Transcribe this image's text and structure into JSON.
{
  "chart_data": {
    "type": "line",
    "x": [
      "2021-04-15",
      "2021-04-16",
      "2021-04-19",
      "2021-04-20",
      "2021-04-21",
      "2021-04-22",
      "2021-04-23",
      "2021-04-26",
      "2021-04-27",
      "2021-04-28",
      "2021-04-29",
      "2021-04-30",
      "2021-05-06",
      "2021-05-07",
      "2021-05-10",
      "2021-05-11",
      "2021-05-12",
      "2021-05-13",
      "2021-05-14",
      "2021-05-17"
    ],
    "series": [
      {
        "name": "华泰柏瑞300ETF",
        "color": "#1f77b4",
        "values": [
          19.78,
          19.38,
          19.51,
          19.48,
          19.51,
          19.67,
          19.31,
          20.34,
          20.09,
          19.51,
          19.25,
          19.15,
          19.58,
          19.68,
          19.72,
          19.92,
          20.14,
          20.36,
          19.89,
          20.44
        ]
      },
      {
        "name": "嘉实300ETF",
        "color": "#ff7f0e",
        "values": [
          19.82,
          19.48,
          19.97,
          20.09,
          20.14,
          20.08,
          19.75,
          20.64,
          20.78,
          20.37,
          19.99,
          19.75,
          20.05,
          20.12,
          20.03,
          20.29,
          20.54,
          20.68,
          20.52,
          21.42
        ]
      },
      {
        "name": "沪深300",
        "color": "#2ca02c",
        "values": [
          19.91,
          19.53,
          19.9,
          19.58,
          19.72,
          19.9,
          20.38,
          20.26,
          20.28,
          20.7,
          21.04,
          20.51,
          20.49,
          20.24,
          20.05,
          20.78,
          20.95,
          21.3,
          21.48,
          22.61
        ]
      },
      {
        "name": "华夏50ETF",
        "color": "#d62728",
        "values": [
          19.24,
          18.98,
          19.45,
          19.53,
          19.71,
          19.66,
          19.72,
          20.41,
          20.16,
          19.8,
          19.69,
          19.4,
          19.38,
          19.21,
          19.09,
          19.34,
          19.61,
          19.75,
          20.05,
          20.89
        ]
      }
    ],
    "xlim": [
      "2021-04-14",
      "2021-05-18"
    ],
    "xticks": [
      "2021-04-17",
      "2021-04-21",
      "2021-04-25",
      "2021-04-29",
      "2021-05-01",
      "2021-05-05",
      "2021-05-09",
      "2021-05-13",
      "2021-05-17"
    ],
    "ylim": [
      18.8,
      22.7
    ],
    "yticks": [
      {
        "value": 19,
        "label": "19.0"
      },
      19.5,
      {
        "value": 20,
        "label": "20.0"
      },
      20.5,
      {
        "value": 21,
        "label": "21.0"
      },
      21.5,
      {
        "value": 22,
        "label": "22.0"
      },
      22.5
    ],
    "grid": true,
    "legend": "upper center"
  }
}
——————
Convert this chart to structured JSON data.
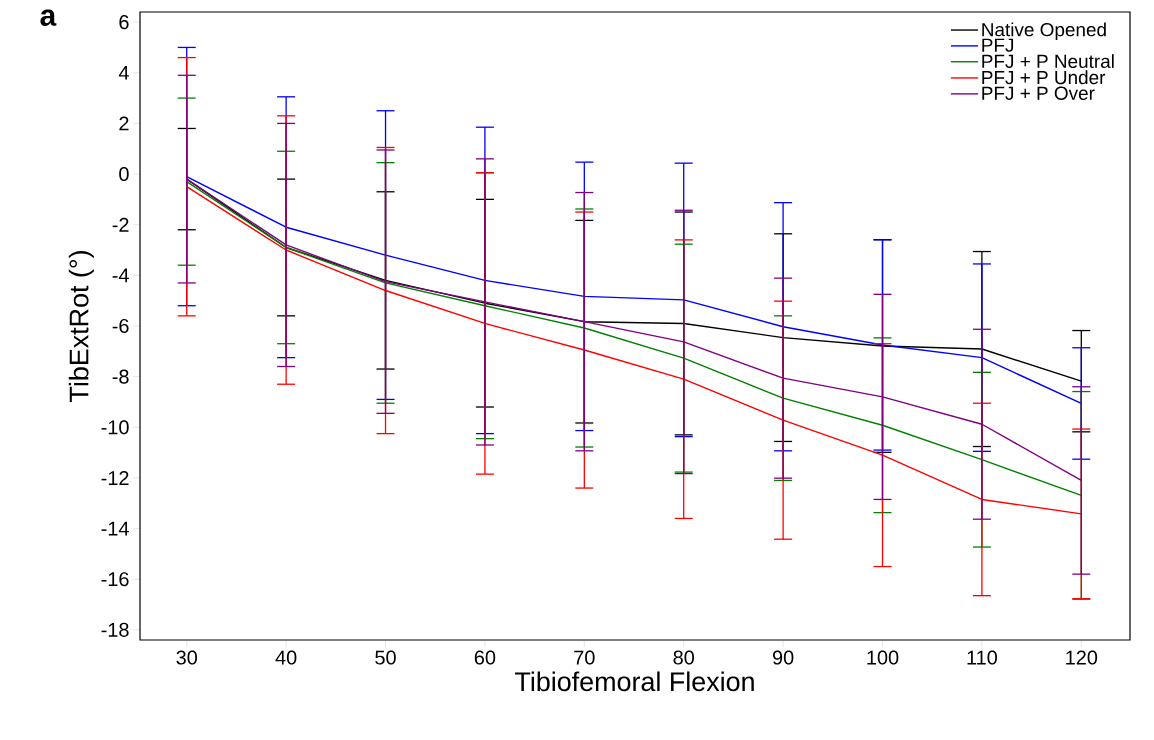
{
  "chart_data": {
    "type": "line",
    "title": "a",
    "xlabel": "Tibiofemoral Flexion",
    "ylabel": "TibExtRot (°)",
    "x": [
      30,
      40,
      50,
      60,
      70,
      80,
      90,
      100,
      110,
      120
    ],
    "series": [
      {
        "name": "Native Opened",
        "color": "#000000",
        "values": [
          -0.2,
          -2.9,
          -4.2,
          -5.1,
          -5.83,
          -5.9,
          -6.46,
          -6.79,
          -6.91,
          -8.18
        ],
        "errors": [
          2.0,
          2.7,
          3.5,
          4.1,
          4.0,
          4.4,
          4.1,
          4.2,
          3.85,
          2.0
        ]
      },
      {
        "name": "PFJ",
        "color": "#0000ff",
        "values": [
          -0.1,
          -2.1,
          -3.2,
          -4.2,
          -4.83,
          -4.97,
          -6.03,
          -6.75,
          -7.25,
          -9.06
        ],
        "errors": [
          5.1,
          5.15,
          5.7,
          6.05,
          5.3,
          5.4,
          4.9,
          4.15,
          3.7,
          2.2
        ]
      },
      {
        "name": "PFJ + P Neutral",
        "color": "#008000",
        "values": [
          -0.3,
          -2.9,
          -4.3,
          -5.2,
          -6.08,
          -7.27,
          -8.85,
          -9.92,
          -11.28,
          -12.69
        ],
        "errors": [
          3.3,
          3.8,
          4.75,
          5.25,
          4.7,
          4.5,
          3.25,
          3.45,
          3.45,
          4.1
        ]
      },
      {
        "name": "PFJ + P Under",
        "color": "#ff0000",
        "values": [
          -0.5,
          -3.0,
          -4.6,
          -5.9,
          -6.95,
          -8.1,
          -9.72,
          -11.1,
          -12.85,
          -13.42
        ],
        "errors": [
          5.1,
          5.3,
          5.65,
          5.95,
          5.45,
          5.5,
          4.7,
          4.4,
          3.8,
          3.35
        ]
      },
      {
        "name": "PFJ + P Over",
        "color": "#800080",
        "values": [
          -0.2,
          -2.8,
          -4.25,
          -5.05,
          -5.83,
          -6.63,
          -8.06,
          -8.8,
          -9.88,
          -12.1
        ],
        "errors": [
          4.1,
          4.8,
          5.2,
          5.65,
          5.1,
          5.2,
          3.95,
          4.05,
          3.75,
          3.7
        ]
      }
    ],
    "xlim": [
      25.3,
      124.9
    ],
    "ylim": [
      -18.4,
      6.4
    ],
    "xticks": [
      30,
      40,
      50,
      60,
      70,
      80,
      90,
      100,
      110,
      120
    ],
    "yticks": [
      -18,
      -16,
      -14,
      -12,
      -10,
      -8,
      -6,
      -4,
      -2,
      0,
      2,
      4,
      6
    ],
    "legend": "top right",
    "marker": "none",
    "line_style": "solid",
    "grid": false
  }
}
——————
SET EXERCISE:
Check all the records above and select each line where the string "this" is found.

WORKED ANSWER:
Transcribe this image's text and structure into JSON.
Convert this chart to structured JSON data.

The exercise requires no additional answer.